#### RECORDS FOR THE EXERCISE

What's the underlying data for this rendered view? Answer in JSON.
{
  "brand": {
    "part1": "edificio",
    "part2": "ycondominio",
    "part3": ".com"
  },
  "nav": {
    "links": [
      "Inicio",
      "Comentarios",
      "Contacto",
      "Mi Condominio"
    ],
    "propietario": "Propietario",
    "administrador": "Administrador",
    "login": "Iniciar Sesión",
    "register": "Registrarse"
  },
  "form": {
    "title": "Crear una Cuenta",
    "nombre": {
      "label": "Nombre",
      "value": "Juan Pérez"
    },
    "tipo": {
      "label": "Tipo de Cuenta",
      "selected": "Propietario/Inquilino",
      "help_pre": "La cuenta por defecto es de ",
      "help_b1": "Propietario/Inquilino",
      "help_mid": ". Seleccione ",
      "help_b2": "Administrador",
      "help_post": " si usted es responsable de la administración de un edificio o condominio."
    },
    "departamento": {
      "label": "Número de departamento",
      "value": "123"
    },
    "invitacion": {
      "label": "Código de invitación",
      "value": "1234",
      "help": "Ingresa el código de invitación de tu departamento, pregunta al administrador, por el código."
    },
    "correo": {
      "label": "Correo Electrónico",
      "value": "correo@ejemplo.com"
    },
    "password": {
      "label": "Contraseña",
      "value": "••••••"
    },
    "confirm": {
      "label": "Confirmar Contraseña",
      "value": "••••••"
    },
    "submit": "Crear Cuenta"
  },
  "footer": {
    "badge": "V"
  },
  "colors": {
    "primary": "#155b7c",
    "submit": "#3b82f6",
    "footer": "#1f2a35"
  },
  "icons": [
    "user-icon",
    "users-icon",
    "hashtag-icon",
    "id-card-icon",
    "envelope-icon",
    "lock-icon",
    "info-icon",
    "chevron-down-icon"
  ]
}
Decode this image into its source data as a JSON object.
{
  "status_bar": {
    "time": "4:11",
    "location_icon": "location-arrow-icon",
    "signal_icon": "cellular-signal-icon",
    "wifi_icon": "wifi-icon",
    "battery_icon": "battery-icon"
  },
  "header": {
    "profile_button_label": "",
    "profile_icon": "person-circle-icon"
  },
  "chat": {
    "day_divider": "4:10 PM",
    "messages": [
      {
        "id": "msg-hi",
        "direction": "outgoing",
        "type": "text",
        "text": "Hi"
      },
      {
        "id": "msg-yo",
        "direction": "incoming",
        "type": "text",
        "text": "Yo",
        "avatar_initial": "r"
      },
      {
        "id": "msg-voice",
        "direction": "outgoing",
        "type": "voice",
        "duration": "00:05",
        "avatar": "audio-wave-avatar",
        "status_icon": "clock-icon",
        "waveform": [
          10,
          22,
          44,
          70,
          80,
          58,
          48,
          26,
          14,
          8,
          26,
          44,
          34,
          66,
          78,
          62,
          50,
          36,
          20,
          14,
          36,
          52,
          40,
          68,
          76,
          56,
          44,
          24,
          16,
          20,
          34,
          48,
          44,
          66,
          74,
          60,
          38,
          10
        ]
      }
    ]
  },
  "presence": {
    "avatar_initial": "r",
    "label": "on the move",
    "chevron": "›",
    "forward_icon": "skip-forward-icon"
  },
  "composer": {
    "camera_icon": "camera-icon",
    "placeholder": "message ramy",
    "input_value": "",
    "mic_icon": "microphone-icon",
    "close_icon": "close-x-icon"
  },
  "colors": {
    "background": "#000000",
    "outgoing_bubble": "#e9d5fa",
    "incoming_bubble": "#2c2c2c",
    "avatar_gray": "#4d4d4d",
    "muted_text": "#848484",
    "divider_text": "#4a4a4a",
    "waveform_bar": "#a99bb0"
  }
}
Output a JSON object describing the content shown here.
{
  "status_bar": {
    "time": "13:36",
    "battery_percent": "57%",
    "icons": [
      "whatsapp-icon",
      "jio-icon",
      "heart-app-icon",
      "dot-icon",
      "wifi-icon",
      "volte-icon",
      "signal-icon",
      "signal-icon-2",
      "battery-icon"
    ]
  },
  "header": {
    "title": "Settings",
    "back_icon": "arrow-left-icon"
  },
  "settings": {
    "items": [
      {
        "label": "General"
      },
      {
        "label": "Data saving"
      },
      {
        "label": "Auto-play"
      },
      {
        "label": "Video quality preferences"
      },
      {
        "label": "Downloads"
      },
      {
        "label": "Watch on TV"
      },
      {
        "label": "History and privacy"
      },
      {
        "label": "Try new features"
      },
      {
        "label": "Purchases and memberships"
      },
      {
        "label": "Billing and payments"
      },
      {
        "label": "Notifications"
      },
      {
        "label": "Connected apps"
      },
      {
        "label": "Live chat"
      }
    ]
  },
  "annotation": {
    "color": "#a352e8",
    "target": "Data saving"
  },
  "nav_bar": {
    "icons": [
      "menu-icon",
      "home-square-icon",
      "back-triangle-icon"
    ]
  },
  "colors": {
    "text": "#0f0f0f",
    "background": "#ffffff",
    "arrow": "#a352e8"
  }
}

########

GOAL
Lines that hold "departamento" are the ones to copy; find all of them.

OUTPUT FOR THIS EXERCISE
    "departamento": {
      "label": "Número de departamento",
      "help": "Ingresa el código de invitación de tu departamento, pregunta al administrador, por el código."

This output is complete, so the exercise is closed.